Stated task
Search the data for the word "Mike" and copy every line that contains it.

Dataset records
————
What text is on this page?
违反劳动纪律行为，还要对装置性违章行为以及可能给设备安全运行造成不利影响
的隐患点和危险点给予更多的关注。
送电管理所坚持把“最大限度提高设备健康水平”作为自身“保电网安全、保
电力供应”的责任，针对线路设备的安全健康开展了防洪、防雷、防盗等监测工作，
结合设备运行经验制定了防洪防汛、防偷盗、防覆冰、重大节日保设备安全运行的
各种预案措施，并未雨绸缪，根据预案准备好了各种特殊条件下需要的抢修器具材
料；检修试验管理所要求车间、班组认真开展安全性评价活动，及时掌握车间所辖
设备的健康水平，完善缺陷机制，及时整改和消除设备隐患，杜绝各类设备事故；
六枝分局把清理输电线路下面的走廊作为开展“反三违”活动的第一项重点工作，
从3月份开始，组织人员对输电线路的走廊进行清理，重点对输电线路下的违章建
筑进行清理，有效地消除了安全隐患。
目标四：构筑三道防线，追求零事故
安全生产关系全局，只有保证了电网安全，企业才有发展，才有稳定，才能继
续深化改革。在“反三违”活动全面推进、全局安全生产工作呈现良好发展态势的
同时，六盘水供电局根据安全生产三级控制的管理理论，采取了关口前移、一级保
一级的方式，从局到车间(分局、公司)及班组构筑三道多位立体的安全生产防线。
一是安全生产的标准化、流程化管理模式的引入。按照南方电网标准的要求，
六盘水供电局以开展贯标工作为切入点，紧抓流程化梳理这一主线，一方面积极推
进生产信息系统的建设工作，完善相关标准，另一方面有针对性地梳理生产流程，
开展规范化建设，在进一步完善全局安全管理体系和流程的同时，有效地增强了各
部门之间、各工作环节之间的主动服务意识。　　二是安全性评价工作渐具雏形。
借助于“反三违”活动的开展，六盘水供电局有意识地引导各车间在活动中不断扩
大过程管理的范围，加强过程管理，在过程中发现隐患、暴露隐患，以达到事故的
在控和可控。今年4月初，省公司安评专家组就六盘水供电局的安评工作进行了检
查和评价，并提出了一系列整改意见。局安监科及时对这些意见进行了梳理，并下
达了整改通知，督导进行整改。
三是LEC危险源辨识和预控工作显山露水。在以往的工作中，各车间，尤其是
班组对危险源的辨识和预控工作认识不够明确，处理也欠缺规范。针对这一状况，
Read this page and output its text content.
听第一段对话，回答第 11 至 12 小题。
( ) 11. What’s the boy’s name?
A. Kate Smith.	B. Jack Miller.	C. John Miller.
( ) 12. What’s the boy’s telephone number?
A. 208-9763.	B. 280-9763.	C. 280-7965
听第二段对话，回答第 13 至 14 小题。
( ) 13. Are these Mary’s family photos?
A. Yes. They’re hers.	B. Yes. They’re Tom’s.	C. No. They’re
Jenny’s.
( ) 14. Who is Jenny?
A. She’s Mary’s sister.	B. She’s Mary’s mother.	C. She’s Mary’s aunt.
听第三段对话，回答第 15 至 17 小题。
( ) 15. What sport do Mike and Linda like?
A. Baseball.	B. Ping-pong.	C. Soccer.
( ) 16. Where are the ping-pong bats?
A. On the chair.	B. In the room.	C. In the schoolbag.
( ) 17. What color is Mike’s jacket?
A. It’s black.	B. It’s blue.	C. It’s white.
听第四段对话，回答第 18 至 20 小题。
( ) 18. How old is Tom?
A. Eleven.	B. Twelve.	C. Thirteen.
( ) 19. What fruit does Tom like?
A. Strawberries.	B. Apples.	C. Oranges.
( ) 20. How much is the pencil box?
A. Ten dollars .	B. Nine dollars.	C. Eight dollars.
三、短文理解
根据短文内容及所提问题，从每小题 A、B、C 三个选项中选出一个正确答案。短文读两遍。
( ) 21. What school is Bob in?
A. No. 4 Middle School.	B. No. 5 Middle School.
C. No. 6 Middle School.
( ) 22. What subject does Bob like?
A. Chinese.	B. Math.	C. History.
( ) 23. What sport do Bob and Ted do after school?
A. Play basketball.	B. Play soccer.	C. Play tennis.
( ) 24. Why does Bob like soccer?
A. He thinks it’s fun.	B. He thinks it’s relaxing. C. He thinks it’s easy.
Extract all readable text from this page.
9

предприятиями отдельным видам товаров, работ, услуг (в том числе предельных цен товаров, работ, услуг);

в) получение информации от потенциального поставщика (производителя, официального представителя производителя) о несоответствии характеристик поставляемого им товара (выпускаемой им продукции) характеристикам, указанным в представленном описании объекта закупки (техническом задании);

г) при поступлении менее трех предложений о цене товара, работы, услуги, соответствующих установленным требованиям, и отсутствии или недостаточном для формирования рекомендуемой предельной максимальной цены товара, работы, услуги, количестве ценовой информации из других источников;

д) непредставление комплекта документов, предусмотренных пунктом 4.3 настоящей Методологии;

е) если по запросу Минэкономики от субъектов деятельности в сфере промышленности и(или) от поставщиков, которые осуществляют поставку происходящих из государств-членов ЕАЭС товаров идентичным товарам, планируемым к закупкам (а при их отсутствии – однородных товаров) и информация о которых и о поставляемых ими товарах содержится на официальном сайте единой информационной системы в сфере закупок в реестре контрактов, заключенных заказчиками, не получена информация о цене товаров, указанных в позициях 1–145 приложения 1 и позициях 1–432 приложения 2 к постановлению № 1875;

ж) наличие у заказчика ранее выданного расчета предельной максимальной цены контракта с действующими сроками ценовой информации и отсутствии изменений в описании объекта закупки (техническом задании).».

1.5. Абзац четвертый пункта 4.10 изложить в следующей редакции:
————
Task response
( ) 15. What sport do Mike and Linda like?
( ) 17. What color is Mike’s jacket?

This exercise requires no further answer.